■ **Exercise inputs**:
** START **

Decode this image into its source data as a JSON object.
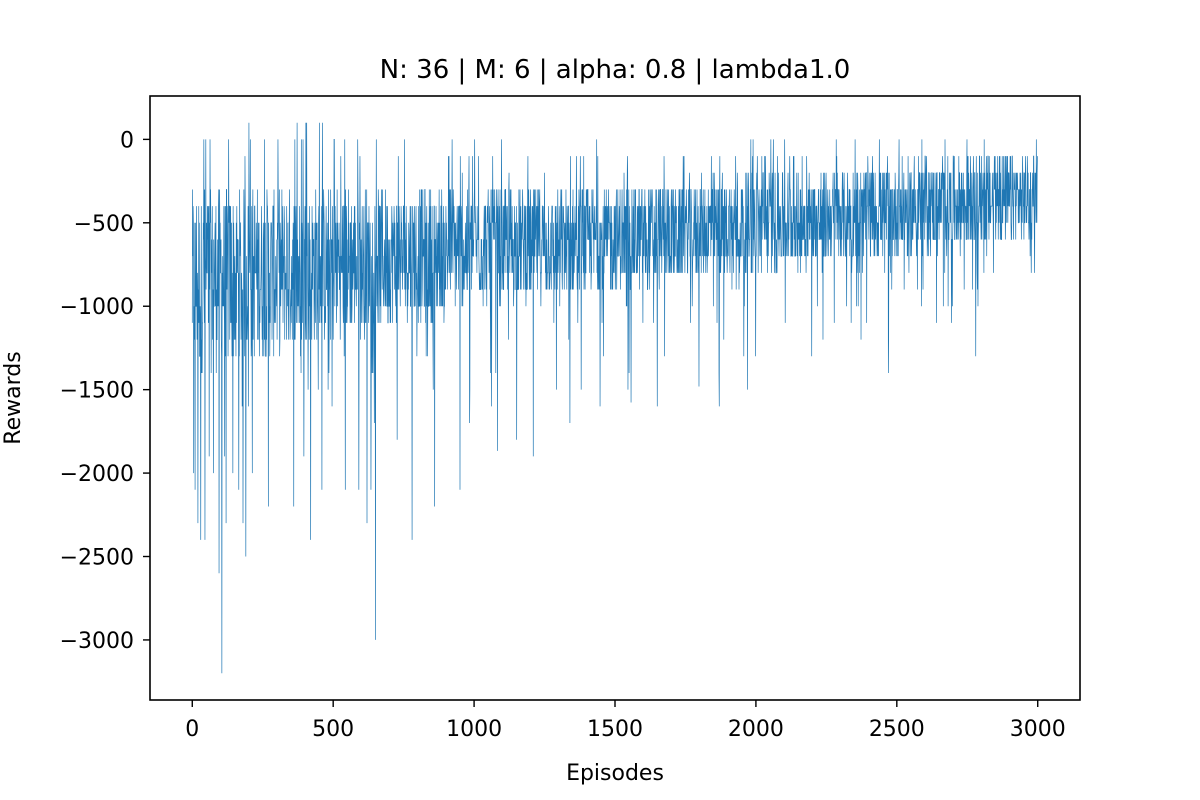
{
  "chart_data": {
    "type": "line",
    "title": "N: 36 | M: 6 | alpha: 0.8 | lambda1.0",
    "xlabel": "Episodes",
    "ylabel": "Rewards",
    "xlim": [
      -150,
      3150
    ],
    "ylim": [
      -3360,
      260
    ],
    "xticks": [
      0,
      500,
      1000,
      1500,
      2000,
      2500,
      3000
    ],
    "yticks": [
      0,
      -500,
      -1000,
      -1500,
      -2000,
      -2500,
      -3000
    ],
    "xtick_labels": [
      "0",
      "500",
      "1000",
      "1500",
      "2000",
      "2500",
      "3000"
    ],
    "ytick_labels": [
      "0",
      "−500",
      "−1000",
      "−1500",
      "−2000",
      "−2500",
      "−3000"
    ],
    "grid": false,
    "series": [
      {
        "color": "#1f77b4",
        "episodes": 3000,
        "value_step": 100,
        "x_start": 0,
        "x_end": 2999,
        "envelope": [
          {
            "x": 0,
            "min": -2400,
            "max": 100,
            "typical_low": -1400,
            "typical_high": -300
          },
          {
            "x": 250,
            "min": -2200,
            "max": 100,
            "typical_low": -1300,
            "typical_high": -300
          },
          {
            "x": 500,
            "min": -2300,
            "max": 100,
            "typical_low": -1200,
            "typical_high": -300
          },
          {
            "x": 750,
            "min": -2000,
            "max": 0,
            "typical_low": -1100,
            "typical_high": -300
          },
          {
            "x": 1000,
            "min": -1900,
            "max": 0,
            "typical_low": -1000,
            "typical_high": -300
          },
          {
            "x": 1250,
            "min": -1800,
            "max": 0,
            "typical_low": -950,
            "typical_high": -300
          },
          {
            "x": 1500,
            "min": -1600,
            "max": 0,
            "typical_low": -900,
            "typical_high": -300
          },
          {
            "x": 1750,
            "min": -1500,
            "max": 0,
            "typical_low": -850,
            "typical_high": -250
          },
          {
            "x": 2000,
            "min": -1400,
            "max": 0,
            "typical_low": -800,
            "typical_high": -200
          },
          {
            "x": 2250,
            "min": -1300,
            "max": 0,
            "typical_low": -750,
            "typical_high": -200
          },
          {
            "x": 2500,
            "min": -1200,
            "max": 0,
            "typical_low": -700,
            "typical_high": -150
          },
          {
            "x": 2750,
            "min": -1100,
            "max": 0,
            "typical_low": -650,
            "typical_high": -100
          },
          {
            "x": 3000,
            "min": -1000,
            "max": 0,
            "typical_low": -600,
            "typical_high": -100
          }
        ],
        "spikes": [
          {
            "x": 5,
            "y": -2000
          },
          {
            "x": 10,
            "y": -2100
          },
          {
            "x": 20,
            "y": -2300
          },
          {
            "x": 30,
            "y": -2400
          },
          {
            "x": 45,
            "y": -2400
          },
          {
            "x": 60,
            "y": -1900
          },
          {
            "x": 75,
            "y": -2000
          },
          {
            "x": 95,
            "y": -2600
          },
          {
            "x": 105,
            "y": -3200
          },
          {
            "x": 120,
            "y": -2300
          },
          {
            "x": 180,
            "y": -2300
          },
          {
            "x": 190,
            "y": -2500
          },
          {
            "x": 270,
            "y": -2200
          },
          {
            "x": 360,
            "y": -2200
          },
          {
            "x": 420,
            "y": -2400
          },
          {
            "x": 460,
            "y": -2100
          },
          {
            "x": 620,
            "y": -2300
          },
          {
            "x": 650,
            "y": -3000
          },
          {
            "x": 780,
            "y": -2400
          },
          {
            "x": 860,
            "y": -2200
          },
          {
            "x": 950,
            "y": -2100
          },
          {
            "x": 1210,
            "y": -1900
          },
          {
            "x": 1340,
            "y": -1700
          },
          {
            "x": 1650,
            "y": -1600
          },
          {
            "x": 1870,
            "y": -1600
          },
          {
            "x": 1970,
            "y": -1500
          },
          {
            "x": 2470,
            "y": -1400
          },
          {
            "x": 2780,
            "y": -1300
          },
          {
            "x": 3000,
            "y": -1000
          }
        ]
      }
    ]
  }
}
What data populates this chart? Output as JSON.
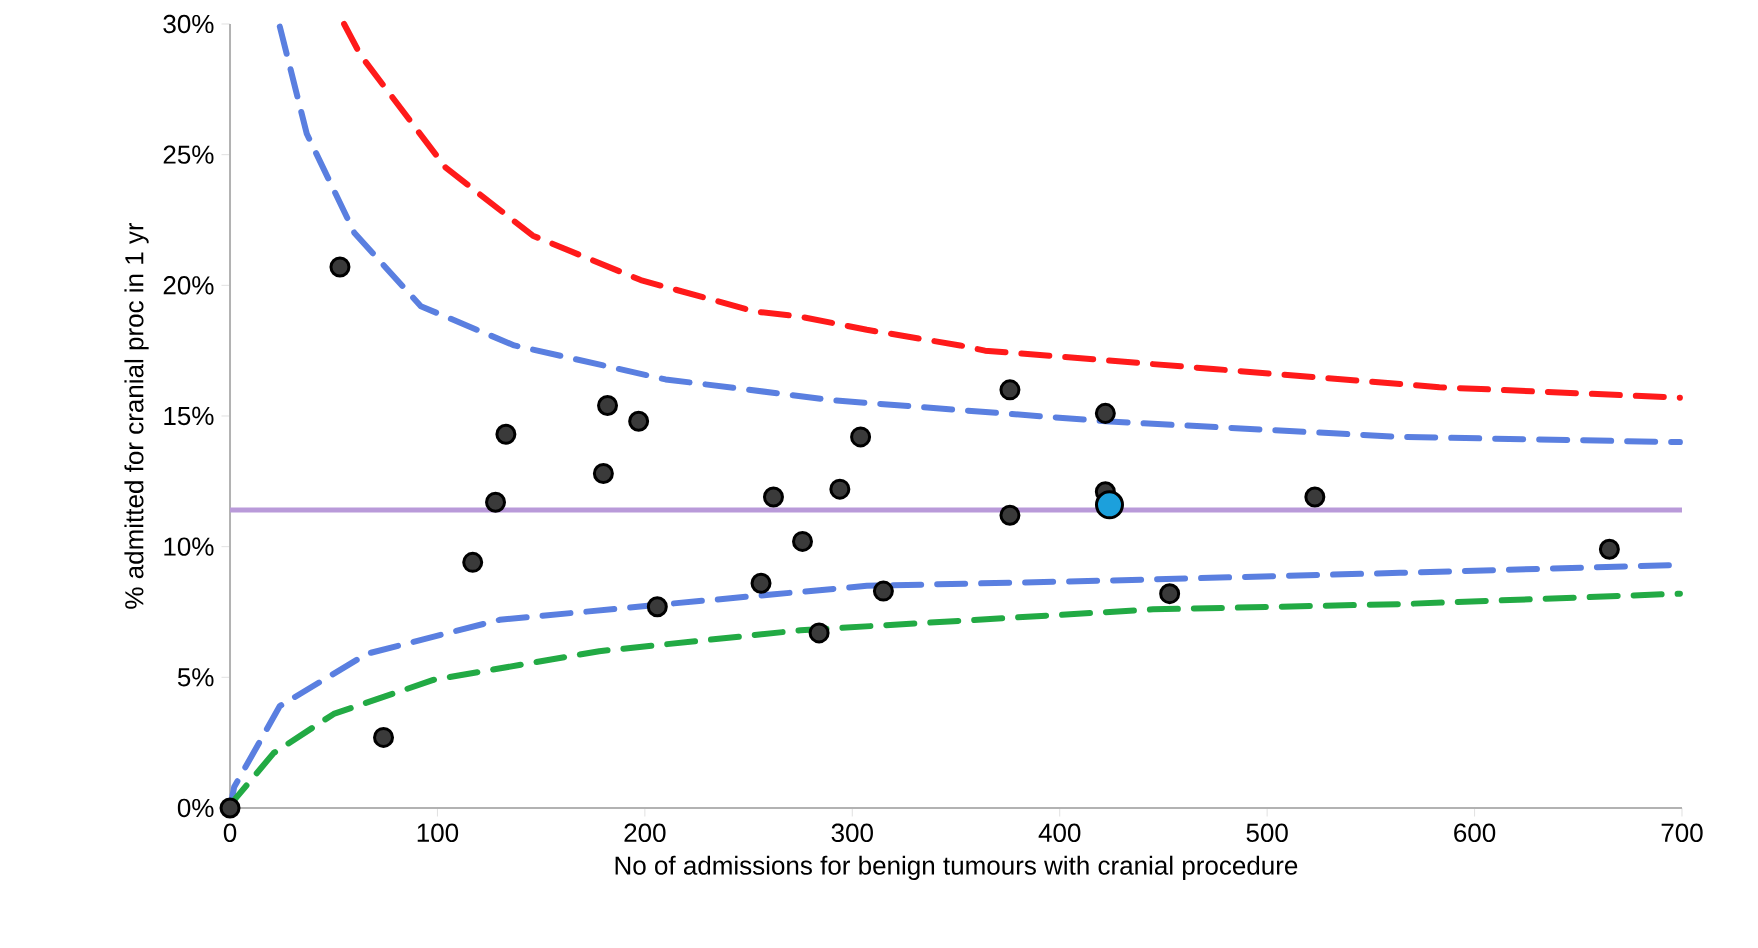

** END **

■ **What is required**:
Repeat the listing in full and exactly. Leave any pictures out.

■ **Finished task**:
Decode this image into its source data as a JSON object.
{
  "chart_data": {
    "type": "line",
    "title": "N: 36 | M: 6 | alpha: 0.8 | lambda1.0",
    "xlabel": "Episodes",
    "ylabel": "Rewards",
    "xlim": [
      -150,
      3150
    ],
    "ylim": [
      -3360,
      260
    ],
    "xticks": [
      0,
      500,
      1000,
      1500,
      2000,
      2500,
      3000
    ],
    "yticks": [
      0,
      -500,
      -1000,
      -1500,
      -2000,
      -2500,
      -3000
    ],
    "xtick_labels": [
      "0",
      "500",
      "1000",
      "1500",
      "2000",
      "2500",
      "3000"
    ],
    "ytick_labels": [
      "0",
      "−500",
      "−1000",
      "−1500",
      "−2000",
      "−2500",
      "−3000"
    ],
    "grid": false,
    "series": [
      {
        "color": "#1f77b4",
        "episodes": 3000,
        "value_step": 100,
        "x_start": 0,
        "x_end": 2999,
        "envelope": [
          {
            "x": 0,
            "min": -2400,
            "max": 100,
            "typical_low": -1400,
            "typical_high": -300
          },
          {
            "x": 250,
            "min": -2200,
            "max": 100,
            "typical_low": -1300,
            "typical_high": -300
          },
          {
            "x": 500,
            "min": -2300,
            "max": 100,
            "typical_low": -1200,
            "typical_high": -300
          },
          {
            "x": 750,
            "min": -2000,
            "max": 0,
            "typical_low": -1100,
            "typical_high": -300
          },
          {
            "x": 1000,
            "min": -1900,
            "max": 0,
            "typical_low": -1000,
            "typical_high": -300
          },
          {
            "x": 1250,
            "min": -1800,
            "max": 0,
            "typical_low": -950,
            "typical_high": -300
          },
          {
            "x": 1500,
            "min": -1600,
            "max": 0,
            "typical_low": -900,
            "typical_high": -300
          },
          {
            "x": 1750,
            "min": -1500,
            "max": 0,
            "typical_low": -850,
            "typical_high": -250
          },
          {
            "x": 2000,
            "min": -1400,
            "max": 0,
            "typical_low": -800,
            "typical_high": -200
          },
          {
            "x": 2250,
            "min": -1300,
            "max": 0,
            "typical_low": -750,
            "typical_high": -200
          },
          {
            "x": 2500,
            "min": -1200,
            "max": 0,
            "typical_low": -700,
            "typical_high": -150
          },
          {
            "x": 2750,
            "min": -1100,
            "max": 0,
            "typical_low": -650,
            "typical_high": -100
          },
          {
            "x": 3000,
            "min": -1000,
            "max": 0,
            "typical_low": -600,
            "typical_high": -100
          }
        ],
        "spikes": [
          {
            "x": 5,
            "y": -2000
          },
          {
            "x": 10,
            "y": -2100
          },
          {
            "x": 20,
            "y": -2300
          },
          {
            "x": 30,
            "y": -2400
          },
          {
            "x": 45,
            "y": -2400
          },
          {
            "x": 60,
            "y": -1900
          },
          {
            "x": 75,
            "y": -2000
          },
          {
            "x": 95,
            "y": -2600
          },
          {
            "x": 105,
            "y": -3200
          },
          {
            "x": 120,
            "y": -2300
          },
          {
            "x": 180,
            "y": -2300
          },
          {
            "x": 190,
            "y": -2500
          },
          {
            "x": 270,
            "y": -2200
          },
          {
            "x": 360,
            "y": -2200
          },
          {
            "x": 420,
            "y": -2400
          },
          {
            "x": 460,
            "y": -2100
          },
          {
            "x": 620,
            "y": -2300
          },
          {
            "x": 650,
            "y": -3000
          },
          {
            "x": 780,
            "y": -2400
          },
          {
            "x": 860,
            "y": -2200
          },
          {
            "x": 950,
            "y": -2100
          },
          {
            "x": 1210,
            "y": -1900
          },
          {
            "x": 1340,
            "y": -1700
          },
          {
            "x": 1650,
            "y": -1600
          },
          {
            "x": 1870,
            "y": -1600
          },
          {
            "x": 1970,
            "y": -1500
          },
          {
            "x": 2470,
            "y": -1400
          },
          {
            "x": 2780,
            "y": -1300
          },
          {
            "x": 3000,
            "y": -1000
          }
        ]
      }
    ]
  }
}
What data populates this chart? Output as JSON.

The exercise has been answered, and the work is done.